* [Stored data]
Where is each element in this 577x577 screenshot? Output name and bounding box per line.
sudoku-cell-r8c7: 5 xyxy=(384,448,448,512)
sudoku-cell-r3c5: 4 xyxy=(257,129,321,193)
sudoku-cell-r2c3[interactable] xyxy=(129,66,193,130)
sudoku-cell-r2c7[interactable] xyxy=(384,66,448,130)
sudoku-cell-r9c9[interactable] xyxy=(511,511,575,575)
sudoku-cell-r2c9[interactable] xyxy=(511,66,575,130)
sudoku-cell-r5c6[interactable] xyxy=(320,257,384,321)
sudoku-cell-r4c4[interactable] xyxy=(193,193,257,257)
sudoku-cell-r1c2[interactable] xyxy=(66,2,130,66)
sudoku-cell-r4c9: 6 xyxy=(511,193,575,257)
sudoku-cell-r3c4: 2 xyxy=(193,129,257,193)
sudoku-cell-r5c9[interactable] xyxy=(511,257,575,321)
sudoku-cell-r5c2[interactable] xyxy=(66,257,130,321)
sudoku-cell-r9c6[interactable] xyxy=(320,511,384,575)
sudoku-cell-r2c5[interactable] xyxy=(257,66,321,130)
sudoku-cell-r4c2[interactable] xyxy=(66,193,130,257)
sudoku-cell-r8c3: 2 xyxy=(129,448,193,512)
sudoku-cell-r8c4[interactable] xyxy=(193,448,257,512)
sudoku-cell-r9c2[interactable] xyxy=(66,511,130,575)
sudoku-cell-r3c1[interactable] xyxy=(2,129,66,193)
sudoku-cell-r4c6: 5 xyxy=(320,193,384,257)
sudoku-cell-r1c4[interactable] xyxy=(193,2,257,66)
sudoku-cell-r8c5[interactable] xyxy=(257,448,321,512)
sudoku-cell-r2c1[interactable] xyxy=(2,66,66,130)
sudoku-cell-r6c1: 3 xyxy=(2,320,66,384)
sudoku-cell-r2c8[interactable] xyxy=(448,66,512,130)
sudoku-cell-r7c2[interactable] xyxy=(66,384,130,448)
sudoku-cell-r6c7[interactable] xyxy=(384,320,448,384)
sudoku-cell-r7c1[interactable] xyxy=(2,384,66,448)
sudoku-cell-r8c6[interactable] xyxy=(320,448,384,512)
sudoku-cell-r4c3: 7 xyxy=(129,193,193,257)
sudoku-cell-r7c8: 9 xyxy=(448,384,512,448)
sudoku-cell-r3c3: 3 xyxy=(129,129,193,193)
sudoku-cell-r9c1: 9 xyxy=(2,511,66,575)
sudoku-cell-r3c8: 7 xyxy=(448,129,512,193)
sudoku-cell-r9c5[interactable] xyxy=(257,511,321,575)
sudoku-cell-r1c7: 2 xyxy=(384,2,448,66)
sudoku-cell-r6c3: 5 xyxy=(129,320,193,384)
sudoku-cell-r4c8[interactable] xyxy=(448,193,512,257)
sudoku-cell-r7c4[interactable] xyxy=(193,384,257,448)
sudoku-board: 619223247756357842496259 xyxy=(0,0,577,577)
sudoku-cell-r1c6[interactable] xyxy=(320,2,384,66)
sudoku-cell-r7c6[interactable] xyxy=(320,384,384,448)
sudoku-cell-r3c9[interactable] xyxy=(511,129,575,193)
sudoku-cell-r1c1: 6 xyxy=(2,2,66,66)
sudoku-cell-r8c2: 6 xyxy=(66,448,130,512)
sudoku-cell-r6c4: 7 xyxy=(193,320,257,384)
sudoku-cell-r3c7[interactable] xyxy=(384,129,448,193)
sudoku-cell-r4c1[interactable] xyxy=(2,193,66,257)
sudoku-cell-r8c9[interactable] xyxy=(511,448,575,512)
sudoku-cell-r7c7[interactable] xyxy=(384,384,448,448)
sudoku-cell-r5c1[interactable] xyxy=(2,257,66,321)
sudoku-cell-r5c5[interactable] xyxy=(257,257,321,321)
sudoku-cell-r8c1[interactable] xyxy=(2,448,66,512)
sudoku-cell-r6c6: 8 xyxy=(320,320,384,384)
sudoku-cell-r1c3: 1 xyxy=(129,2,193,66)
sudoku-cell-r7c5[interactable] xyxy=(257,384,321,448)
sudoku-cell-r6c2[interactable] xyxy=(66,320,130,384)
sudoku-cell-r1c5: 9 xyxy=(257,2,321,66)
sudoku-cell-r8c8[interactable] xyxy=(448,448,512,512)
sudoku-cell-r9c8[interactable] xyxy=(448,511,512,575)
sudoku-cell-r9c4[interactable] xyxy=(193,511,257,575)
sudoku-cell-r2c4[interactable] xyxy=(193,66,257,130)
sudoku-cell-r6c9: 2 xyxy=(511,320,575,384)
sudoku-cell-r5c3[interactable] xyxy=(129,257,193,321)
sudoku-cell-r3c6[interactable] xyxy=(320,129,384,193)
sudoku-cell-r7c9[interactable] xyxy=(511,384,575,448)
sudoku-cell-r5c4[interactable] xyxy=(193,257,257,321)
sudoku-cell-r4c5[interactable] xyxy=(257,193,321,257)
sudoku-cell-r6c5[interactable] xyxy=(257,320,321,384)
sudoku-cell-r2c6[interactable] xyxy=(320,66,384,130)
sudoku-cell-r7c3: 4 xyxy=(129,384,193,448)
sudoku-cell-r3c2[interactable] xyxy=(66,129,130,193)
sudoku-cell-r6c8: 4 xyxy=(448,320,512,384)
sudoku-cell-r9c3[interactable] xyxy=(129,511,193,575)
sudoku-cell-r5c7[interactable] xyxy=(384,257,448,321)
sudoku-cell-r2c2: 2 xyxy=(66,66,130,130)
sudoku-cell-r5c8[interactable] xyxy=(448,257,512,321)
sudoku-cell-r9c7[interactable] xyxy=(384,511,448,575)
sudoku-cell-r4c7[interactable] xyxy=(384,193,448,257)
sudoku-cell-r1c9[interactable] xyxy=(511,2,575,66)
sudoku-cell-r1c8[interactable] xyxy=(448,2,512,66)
---
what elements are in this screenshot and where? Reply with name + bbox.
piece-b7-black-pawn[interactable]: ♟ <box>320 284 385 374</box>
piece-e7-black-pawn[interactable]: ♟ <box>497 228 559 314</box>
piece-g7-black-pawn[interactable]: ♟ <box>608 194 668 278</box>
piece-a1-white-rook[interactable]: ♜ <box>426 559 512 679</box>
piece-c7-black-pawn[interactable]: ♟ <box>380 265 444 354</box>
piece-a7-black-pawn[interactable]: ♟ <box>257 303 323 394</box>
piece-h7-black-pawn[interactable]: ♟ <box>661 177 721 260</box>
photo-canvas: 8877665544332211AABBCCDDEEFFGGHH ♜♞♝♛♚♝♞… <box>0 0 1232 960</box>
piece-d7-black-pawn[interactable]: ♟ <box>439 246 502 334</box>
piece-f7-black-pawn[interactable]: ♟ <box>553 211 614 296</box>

* [Goal of the exercise] Give the lines again starting with the line with "Where is each" and going on through the line with "sudoku-cell-r1c6[interactable] xyxy=(320,2,384,66)", changing every "interactable" to "clickable" and leaving everything else as it stands.

* [Written answer]
Where is each element in this 577x577 screenshot? Output name and bounding box per line.
sudoku-cell-r8c7: 5 xyxy=(384,448,448,512)
sudoku-cell-r3c5: 4 xyxy=(257,129,321,193)
sudoku-cell-r2c3[clickable] xyxy=(129,66,193,130)
sudoku-cell-r2c7[clickable] xyxy=(384,66,448,130)
sudoku-cell-r9c9[clickable] xyxy=(511,511,575,575)
sudoku-cell-r2c9[clickable] xyxy=(511,66,575,130)
sudoku-cell-r5c6[clickable] xyxy=(320,257,384,321)
sudoku-cell-r4c4[clickable] xyxy=(193,193,257,257)
sudoku-cell-r1c2[clickable] xyxy=(66,2,130,66)
sudoku-cell-r4c9: 6 xyxy=(511,193,575,257)
sudoku-cell-r3c4: 2 xyxy=(193,129,257,193)
sudoku-cell-r5c9[clickable] xyxy=(511,257,575,321)
sudoku-cell-r5c2[clickable] xyxy=(66,257,130,321)
sudoku-cell-r9c6[clickable] xyxy=(320,511,384,575)
sudoku-cell-r2c5[clickable] xyxy=(257,66,321,130)
sudoku-cell-r4c2[clickable] xyxy=(66,193,130,257)
sudoku-cell-r8c3: 2 xyxy=(129,448,193,512)
sudoku-cell-r8c4[clickable] xyxy=(193,448,257,512)
sudoku-cell-r9c2[clickable] xyxy=(66,511,130,575)
sudoku-cell-r3c1[clickable] xyxy=(2,129,66,193)
sudoku-cell-r4c6: 5 xyxy=(320,193,384,257)
sudoku-cell-r1c4[clickable] xyxy=(193,2,257,66)
sudoku-cell-r8c5[clickable] xyxy=(257,448,321,512)
sudoku-cell-r2c1[clickable] xyxy=(2,66,66,130)
sudoku-cell-r6c1: 3 xyxy=(2,320,66,384)
sudoku-cell-r2c8[clickable] xyxy=(448,66,512,130)
sudoku-cell-r7c2[clickable] xyxy=(66,384,130,448)
sudoku-cell-r6c7[clickable] xyxy=(384,320,448,384)
sudoku-cell-r7c1[clickable] xyxy=(2,384,66,448)
sudoku-cell-r8c6[clickable] xyxy=(320,448,384,512)
sudoku-cell-r4c3: 7 xyxy=(129,193,193,257)
sudoku-cell-r7c8: 9 xyxy=(448,384,512,448)
sudoku-cell-r3c3: 3 xyxy=(129,129,193,193)
sudoku-cell-r9c1: 9 xyxy=(2,511,66,575)
sudoku-cell-r3c8: 7 xyxy=(448,129,512,193)
sudoku-cell-r9c5[clickable] xyxy=(257,511,321,575)
sudoku-cell-r1c7: 2 xyxy=(384,2,448,66)
sudoku-cell-r6c3: 5 xyxy=(129,320,193,384)
sudoku-cell-r4c8[clickable] xyxy=(448,193,512,257)
sudoku-cell-r7c4[clickable] xyxy=(193,384,257,448)
sudoku-board: 619223247756357842496259 xyxy=(0,0,577,577)
sudoku-cell-r1c6[clickable] xyxy=(320,2,384,66)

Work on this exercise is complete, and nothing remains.